▶ **WHAT IS BEING ASKED**
Pull every line containing "Øyvind" out of the material below.
━━━ TASK DATA
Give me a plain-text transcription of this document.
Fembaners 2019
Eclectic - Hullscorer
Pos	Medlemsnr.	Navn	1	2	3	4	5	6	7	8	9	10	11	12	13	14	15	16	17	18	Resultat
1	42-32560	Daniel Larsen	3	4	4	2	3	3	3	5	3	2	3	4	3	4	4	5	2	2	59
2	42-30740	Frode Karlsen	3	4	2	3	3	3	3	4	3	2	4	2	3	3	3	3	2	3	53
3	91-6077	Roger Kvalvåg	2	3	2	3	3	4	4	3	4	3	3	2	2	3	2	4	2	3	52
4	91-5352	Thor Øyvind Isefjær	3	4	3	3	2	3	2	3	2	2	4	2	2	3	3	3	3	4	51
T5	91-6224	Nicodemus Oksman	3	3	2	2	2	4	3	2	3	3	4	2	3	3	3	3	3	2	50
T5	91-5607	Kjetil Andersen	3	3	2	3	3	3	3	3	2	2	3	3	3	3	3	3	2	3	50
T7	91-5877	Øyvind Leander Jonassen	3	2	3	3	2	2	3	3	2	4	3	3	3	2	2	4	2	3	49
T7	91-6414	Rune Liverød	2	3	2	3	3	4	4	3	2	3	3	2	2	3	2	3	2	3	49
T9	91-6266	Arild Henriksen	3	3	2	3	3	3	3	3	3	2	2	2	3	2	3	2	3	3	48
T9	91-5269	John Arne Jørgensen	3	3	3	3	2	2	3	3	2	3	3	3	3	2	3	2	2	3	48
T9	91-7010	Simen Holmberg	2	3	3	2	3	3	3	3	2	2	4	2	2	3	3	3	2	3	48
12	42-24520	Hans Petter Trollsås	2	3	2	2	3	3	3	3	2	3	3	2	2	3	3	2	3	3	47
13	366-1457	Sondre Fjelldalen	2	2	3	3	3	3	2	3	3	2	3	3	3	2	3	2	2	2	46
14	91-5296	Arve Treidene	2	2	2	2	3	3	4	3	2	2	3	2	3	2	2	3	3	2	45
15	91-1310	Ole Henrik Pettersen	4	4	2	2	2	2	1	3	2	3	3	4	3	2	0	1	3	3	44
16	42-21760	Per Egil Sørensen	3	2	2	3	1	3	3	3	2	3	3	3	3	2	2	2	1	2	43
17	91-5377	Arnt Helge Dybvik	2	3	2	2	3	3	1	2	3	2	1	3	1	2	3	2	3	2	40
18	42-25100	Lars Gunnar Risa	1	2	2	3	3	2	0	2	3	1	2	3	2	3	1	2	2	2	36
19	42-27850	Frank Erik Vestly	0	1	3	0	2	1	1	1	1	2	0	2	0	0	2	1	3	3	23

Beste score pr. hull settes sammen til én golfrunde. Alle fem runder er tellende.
━━━━━━
▶ **RIGHT ANSWER**
4	91-5352	Thor Øyvind Isefjær	3	4	3	3	2	3	2	3	2	2	4	2	2	3	3	3	3	4	51
T7	91-5877	Øyvind Leander Jonassen	3	2	3	3	2	2	3	3	2	4	3	3	3	2	2	4	2	3	49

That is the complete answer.